**SHORT EXERCISE**
From the listing below, pull out the lines that hold "Cubillos".
^^^^
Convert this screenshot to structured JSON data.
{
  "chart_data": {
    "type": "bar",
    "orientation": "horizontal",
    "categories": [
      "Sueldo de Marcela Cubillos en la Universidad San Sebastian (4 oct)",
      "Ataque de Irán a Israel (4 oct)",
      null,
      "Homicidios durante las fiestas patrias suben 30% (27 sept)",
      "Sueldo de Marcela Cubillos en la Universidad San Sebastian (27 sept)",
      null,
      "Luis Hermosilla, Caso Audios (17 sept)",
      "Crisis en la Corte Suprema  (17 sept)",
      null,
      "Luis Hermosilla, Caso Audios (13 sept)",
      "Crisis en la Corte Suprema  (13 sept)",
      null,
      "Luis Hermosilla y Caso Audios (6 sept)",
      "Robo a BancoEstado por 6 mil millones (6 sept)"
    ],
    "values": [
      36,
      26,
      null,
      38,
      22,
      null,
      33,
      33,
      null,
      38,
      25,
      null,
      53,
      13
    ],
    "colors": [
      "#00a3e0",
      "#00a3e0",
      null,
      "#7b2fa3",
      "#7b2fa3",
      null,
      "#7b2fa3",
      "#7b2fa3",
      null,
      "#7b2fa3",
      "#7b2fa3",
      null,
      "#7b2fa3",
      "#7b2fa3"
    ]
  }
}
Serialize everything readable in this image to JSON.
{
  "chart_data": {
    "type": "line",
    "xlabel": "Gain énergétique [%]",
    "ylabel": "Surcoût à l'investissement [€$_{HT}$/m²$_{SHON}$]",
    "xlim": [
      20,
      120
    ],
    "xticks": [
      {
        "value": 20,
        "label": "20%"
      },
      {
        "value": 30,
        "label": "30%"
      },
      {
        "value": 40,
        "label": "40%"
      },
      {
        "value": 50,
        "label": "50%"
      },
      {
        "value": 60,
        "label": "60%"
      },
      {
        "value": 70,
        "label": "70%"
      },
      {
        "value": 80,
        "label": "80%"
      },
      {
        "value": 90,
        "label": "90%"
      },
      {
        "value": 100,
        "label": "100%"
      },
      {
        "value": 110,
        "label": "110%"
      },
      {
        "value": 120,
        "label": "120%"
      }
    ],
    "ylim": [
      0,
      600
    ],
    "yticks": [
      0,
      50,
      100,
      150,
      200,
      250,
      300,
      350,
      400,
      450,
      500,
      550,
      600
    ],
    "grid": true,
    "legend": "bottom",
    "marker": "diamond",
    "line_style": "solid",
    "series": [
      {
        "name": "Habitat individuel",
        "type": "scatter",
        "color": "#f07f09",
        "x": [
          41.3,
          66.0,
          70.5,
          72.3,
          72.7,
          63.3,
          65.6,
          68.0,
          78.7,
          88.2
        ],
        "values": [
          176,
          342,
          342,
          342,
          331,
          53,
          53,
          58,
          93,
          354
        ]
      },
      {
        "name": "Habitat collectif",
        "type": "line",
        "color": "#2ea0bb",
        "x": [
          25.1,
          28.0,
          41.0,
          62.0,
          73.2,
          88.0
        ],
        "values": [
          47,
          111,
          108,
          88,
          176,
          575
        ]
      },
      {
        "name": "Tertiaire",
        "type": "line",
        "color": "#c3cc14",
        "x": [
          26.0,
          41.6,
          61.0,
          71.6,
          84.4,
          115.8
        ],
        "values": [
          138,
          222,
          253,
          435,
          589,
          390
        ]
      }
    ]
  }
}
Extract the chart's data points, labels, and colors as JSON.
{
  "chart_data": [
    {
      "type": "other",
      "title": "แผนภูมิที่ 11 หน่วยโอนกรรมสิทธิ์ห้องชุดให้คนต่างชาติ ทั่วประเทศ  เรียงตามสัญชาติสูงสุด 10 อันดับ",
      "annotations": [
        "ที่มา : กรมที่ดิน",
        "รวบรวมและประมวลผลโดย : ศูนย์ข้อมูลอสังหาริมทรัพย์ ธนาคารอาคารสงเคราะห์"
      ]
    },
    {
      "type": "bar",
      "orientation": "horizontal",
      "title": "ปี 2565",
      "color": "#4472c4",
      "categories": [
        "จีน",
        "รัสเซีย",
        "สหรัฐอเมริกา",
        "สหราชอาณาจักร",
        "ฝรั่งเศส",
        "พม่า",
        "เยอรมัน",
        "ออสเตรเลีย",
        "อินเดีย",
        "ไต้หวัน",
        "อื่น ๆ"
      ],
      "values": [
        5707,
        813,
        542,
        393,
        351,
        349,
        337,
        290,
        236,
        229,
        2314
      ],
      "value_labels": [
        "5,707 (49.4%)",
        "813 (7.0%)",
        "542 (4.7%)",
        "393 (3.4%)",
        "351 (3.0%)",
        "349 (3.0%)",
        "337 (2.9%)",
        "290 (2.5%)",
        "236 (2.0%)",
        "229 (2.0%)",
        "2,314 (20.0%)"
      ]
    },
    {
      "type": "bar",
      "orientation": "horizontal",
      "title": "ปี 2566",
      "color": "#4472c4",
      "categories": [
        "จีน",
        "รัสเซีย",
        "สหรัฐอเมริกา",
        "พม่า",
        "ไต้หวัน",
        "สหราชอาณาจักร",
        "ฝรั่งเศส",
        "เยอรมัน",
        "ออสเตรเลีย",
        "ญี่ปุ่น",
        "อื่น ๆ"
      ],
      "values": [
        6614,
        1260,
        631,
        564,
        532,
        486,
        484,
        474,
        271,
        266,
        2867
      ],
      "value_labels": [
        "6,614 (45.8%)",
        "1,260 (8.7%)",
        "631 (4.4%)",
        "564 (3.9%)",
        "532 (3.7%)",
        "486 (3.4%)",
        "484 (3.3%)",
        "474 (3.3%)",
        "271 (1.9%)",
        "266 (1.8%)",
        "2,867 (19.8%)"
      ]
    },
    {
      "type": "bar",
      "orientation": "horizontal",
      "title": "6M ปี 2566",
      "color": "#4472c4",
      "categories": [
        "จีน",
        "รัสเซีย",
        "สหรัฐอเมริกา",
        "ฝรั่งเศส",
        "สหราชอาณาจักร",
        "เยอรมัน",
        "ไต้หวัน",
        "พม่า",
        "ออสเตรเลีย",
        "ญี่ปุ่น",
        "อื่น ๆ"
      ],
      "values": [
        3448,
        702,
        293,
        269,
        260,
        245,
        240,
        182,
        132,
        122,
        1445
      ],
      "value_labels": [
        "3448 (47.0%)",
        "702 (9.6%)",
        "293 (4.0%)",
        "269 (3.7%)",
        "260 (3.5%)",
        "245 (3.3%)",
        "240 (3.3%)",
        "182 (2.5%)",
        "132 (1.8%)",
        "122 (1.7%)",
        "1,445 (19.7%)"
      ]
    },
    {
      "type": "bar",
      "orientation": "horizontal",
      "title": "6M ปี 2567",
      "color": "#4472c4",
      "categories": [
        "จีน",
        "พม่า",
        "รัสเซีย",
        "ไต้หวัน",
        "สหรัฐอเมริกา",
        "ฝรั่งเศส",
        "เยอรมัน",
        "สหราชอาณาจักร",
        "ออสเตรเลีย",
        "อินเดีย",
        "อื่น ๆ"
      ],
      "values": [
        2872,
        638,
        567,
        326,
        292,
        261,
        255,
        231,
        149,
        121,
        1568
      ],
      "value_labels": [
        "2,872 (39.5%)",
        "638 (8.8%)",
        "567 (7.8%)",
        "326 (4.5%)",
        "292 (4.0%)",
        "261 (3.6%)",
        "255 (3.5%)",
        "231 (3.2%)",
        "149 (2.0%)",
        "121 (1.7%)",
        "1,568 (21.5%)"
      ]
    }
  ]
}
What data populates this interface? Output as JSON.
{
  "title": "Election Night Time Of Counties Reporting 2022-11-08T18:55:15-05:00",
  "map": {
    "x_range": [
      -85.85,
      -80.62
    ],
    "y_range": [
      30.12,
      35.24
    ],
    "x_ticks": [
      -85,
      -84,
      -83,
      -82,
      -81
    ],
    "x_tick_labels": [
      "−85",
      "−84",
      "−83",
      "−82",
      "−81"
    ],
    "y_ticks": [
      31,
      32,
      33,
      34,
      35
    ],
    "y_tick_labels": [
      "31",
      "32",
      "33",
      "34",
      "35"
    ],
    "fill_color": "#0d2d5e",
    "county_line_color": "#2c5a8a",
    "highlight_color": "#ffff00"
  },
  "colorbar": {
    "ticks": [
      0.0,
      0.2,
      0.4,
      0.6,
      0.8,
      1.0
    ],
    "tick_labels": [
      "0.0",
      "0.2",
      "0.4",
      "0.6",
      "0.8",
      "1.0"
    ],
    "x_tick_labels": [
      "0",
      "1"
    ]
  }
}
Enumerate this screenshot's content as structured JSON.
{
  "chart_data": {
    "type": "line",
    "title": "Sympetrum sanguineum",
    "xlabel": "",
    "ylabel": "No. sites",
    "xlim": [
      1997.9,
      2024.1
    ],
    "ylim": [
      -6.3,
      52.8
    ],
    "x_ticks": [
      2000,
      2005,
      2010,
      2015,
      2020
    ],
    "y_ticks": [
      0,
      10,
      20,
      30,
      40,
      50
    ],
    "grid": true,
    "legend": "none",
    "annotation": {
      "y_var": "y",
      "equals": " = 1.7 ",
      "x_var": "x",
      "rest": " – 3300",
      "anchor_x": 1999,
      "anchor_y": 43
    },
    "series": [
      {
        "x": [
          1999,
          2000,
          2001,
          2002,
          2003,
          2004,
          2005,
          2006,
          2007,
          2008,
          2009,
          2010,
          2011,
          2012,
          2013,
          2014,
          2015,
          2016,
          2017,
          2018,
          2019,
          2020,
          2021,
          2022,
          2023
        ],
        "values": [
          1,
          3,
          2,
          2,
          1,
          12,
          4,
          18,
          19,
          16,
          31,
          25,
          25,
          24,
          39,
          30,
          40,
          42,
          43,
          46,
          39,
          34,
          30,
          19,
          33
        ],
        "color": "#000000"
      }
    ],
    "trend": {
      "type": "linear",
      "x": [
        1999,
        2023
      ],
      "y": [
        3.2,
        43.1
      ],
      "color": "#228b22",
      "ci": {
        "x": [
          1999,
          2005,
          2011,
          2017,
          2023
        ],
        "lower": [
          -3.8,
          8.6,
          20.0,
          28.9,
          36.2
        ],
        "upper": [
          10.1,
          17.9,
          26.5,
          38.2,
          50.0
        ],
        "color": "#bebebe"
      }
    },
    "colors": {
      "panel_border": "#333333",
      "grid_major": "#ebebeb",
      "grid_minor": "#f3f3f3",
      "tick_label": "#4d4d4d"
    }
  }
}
^^^^
**FULL SOLUTION**
      "Sueldo de Marcela Cubillos en la Universidad San Sebastian (4 oct)",
      "Sueldo de Marcela Cubillos en la Universidad San Sebastian (27 sept)",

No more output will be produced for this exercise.